++++ EXTRACTED INFORMATION ++++

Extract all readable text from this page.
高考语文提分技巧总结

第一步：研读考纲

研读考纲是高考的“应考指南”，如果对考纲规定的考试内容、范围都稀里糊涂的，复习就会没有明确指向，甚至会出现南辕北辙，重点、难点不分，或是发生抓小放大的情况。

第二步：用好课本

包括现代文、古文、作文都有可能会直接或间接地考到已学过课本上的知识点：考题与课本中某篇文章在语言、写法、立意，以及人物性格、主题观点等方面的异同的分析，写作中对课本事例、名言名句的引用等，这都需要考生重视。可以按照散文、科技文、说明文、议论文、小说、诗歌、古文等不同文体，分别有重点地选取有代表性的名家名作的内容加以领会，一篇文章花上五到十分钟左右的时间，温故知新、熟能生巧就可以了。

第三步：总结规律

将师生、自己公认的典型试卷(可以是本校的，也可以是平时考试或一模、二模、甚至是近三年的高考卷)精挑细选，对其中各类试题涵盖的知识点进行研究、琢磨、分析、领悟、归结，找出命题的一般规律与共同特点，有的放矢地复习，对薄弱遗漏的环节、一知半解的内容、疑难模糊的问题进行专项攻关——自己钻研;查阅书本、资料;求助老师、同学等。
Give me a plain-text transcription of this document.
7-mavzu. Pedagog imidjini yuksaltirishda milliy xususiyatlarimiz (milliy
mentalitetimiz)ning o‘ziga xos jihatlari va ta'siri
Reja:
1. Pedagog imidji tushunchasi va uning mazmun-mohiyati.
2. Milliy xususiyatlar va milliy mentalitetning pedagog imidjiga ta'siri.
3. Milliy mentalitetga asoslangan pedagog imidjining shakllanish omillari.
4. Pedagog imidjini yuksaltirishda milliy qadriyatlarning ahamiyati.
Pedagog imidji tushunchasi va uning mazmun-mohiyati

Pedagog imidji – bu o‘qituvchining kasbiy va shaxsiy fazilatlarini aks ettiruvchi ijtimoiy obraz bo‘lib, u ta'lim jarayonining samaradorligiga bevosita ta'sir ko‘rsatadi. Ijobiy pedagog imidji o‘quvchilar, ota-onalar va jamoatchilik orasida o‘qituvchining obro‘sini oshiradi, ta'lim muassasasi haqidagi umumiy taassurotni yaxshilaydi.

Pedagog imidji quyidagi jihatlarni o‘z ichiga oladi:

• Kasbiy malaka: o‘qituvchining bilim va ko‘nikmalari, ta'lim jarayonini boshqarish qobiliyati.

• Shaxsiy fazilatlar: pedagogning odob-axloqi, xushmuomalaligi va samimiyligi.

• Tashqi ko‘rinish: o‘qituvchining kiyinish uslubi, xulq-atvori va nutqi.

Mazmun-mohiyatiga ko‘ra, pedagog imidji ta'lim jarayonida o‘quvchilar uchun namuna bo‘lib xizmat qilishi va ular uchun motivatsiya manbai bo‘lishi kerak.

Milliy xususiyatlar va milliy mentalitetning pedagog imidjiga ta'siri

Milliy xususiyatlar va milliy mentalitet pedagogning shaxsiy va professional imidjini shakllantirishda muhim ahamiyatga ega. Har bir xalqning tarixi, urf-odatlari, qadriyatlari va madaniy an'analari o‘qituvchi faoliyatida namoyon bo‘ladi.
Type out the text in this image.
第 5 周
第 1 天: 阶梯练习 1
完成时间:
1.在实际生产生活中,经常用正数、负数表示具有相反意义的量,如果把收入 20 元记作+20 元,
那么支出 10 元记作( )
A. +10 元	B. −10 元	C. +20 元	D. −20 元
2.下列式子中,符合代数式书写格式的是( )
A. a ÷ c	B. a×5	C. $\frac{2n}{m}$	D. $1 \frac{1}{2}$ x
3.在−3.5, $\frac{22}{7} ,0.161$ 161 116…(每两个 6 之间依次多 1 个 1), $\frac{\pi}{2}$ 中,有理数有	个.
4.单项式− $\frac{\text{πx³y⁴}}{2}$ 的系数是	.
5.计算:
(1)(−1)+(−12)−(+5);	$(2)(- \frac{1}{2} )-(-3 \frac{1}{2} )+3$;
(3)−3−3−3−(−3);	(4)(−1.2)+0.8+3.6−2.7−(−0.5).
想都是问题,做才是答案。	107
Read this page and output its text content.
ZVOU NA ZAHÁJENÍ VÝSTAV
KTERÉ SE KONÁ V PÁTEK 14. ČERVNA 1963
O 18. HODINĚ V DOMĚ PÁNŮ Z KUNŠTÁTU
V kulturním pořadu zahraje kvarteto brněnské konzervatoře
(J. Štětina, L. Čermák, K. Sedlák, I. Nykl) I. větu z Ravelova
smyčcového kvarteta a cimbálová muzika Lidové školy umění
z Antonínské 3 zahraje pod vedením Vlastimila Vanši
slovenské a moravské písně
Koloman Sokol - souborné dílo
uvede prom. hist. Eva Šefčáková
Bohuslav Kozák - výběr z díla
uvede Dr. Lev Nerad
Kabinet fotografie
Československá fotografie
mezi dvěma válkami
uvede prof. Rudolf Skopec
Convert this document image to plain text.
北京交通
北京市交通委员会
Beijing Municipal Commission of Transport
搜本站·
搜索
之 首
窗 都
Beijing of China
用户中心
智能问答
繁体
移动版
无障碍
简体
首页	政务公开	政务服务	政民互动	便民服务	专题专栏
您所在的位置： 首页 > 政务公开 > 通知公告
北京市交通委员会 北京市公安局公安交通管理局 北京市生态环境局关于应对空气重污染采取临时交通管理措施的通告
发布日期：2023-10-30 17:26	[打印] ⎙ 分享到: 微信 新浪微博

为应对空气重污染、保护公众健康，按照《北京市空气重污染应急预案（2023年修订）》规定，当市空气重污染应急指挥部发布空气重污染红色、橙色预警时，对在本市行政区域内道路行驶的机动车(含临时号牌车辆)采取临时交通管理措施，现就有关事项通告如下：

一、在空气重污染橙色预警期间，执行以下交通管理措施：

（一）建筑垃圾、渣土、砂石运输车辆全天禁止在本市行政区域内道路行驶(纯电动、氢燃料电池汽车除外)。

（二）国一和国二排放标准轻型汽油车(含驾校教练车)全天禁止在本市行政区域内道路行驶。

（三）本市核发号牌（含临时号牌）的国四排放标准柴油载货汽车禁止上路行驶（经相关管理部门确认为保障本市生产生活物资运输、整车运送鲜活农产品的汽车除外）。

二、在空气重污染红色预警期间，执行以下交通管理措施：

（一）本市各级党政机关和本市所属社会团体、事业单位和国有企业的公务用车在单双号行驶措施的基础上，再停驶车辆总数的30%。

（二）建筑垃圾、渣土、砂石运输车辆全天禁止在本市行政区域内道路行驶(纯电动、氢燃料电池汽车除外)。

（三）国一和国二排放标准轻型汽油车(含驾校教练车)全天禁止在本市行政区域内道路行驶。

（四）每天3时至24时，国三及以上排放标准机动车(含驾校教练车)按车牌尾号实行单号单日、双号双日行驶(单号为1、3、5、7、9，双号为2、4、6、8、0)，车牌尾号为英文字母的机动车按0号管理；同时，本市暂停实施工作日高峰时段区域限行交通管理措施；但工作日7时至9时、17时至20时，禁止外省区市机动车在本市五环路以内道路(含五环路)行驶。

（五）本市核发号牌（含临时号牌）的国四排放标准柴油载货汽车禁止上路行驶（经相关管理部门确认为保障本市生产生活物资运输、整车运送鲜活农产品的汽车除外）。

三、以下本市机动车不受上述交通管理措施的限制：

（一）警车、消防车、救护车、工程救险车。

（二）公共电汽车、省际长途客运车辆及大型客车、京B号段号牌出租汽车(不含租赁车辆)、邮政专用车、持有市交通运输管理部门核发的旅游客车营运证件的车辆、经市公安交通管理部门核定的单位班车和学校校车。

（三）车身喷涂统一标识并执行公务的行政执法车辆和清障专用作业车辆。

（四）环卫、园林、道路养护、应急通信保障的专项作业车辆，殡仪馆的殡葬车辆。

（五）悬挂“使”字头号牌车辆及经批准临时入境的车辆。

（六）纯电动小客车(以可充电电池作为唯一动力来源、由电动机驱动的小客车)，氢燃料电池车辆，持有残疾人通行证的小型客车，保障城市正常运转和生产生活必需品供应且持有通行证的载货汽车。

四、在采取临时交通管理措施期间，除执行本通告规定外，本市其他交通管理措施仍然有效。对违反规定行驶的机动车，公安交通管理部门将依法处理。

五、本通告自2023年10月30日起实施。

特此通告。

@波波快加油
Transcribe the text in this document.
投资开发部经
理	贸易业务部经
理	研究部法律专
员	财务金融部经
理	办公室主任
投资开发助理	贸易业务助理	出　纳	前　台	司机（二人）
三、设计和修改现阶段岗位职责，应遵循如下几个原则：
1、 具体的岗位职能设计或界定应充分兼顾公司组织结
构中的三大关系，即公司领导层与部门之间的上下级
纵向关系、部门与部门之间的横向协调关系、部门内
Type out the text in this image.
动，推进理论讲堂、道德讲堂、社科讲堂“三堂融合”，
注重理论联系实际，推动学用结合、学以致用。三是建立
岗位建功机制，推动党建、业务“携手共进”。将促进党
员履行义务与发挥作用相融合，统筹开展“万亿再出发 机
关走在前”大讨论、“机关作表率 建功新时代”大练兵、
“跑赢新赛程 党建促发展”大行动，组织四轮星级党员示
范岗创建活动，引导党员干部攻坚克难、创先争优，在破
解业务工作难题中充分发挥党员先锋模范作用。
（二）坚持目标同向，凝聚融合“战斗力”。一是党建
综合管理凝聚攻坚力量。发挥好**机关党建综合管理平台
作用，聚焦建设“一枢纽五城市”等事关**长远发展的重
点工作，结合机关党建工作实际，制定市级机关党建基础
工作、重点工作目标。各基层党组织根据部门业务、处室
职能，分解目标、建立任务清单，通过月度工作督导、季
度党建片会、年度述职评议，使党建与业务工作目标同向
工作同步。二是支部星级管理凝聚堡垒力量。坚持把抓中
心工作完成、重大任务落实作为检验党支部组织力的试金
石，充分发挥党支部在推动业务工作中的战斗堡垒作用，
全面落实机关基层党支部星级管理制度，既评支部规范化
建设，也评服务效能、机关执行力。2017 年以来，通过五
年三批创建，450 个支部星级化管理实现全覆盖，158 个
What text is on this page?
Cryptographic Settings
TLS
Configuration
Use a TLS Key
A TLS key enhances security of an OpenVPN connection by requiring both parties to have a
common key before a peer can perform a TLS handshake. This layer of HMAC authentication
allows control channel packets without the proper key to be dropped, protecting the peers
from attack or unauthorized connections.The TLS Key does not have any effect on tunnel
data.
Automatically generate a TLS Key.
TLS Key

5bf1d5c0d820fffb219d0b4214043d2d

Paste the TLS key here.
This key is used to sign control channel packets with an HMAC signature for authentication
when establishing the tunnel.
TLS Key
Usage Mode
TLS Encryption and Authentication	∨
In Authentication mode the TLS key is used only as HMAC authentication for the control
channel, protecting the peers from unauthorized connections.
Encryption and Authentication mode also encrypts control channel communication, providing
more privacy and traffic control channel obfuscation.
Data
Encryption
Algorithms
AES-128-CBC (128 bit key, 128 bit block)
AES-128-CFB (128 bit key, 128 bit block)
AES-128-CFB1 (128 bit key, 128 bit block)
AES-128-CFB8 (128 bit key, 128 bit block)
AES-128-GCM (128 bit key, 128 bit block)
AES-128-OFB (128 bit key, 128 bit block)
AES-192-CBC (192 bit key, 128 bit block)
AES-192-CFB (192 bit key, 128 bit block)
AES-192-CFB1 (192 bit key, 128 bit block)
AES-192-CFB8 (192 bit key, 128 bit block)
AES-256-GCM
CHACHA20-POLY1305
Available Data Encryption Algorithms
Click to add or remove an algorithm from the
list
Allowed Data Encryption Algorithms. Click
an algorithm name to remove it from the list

++++

OBJECTIVE
Considering only the records above, state the number of lines that include the word "北京市交通委员会", with nothing added.

FINISHED TASK
2